• _WORK REQUIRED_: Reproduce the material below, changing every occurrence of "interactable" to "clickable" and leaving all other text unchanged. Omit the pictures from your output.

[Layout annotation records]
— BEGIN —

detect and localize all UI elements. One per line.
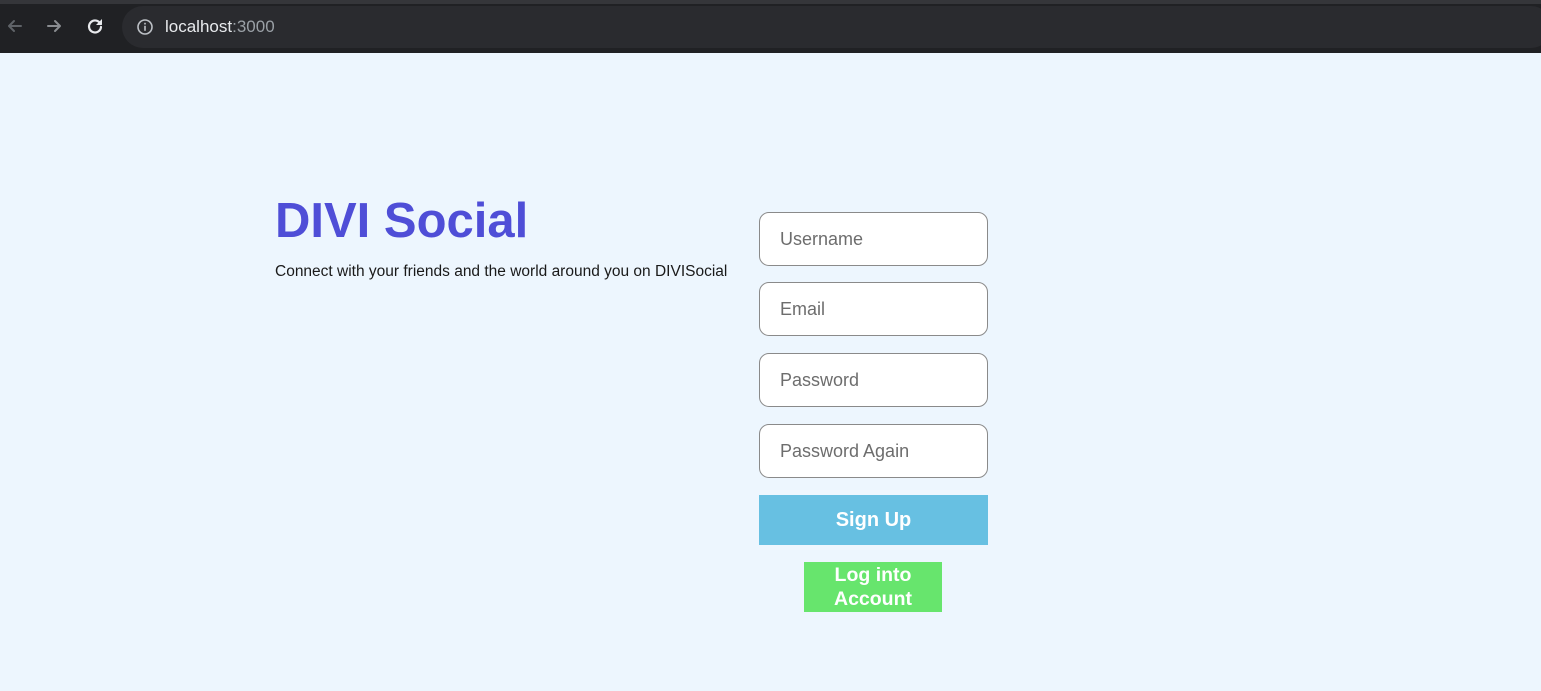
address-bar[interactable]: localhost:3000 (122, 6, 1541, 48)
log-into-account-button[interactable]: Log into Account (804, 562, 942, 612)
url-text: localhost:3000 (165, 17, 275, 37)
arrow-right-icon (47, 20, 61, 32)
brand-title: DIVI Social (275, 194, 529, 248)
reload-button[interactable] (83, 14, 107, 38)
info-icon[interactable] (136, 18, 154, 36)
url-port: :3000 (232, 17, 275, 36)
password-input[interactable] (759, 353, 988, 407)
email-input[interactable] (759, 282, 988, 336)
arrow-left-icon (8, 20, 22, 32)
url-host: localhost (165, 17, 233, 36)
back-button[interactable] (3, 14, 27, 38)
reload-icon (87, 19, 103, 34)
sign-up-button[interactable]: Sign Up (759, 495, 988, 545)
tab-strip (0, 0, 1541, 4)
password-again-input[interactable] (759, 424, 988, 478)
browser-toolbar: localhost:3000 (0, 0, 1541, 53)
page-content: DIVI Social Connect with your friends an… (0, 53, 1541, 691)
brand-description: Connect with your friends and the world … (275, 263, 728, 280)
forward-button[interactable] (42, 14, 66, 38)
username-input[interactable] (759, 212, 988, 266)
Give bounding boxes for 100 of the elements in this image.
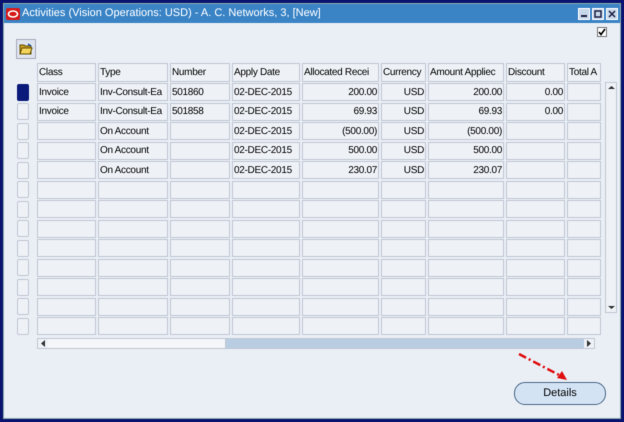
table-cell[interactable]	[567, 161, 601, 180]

— END —

• _CORRECT ANSWER_:
detect and localize all UI elements. One per line.
address-bar[clickable]: localhost:3000 (122, 6, 1541, 48)
log-into-account-button[clickable]: Log into Account (804, 562, 942, 612)
url-text: localhost:3000 (165, 17, 275, 37)
arrow-right-icon (47, 20, 61, 32)
brand-title: DIVI Social (275, 194, 529, 248)
reload-button[clickable] (83, 14, 107, 38)
info-icon[clickable] (136, 18, 154, 36)
url-port: :3000 (232, 17, 275, 36)
password-input[clickable] (759, 353, 988, 407)
email-input[clickable] (759, 282, 988, 336)
arrow-left-icon (8, 20, 22, 32)
url-host: localhost (165, 17, 233, 36)
back-button[clickable] (3, 14, 27, 38)
reload-icon (87, 19, 103, 34)
sign-up-button[clickable]: Sign Up (759, 495, 988, 545)
tab-strip (0, 0, 1541, 4)
password-again-input[clickable] (759, 424, 988, 478)
browser-toolbar: localhost:3000 (0, 0, 1541, 53)
page-content: DIVI Social Connect with your friends an… (0, 53, 1541, 691)
brand-description: Connect with your friends and the world … (275, 263, 728, 280)
forward-button[clickable] (42, 14, 66, 38)
username-input[clickable] (759, 212, 988, 266)
Give bounding boxes for 100 of the elements in this image.
table-cell[clickable]	[567, 161, 601, 180]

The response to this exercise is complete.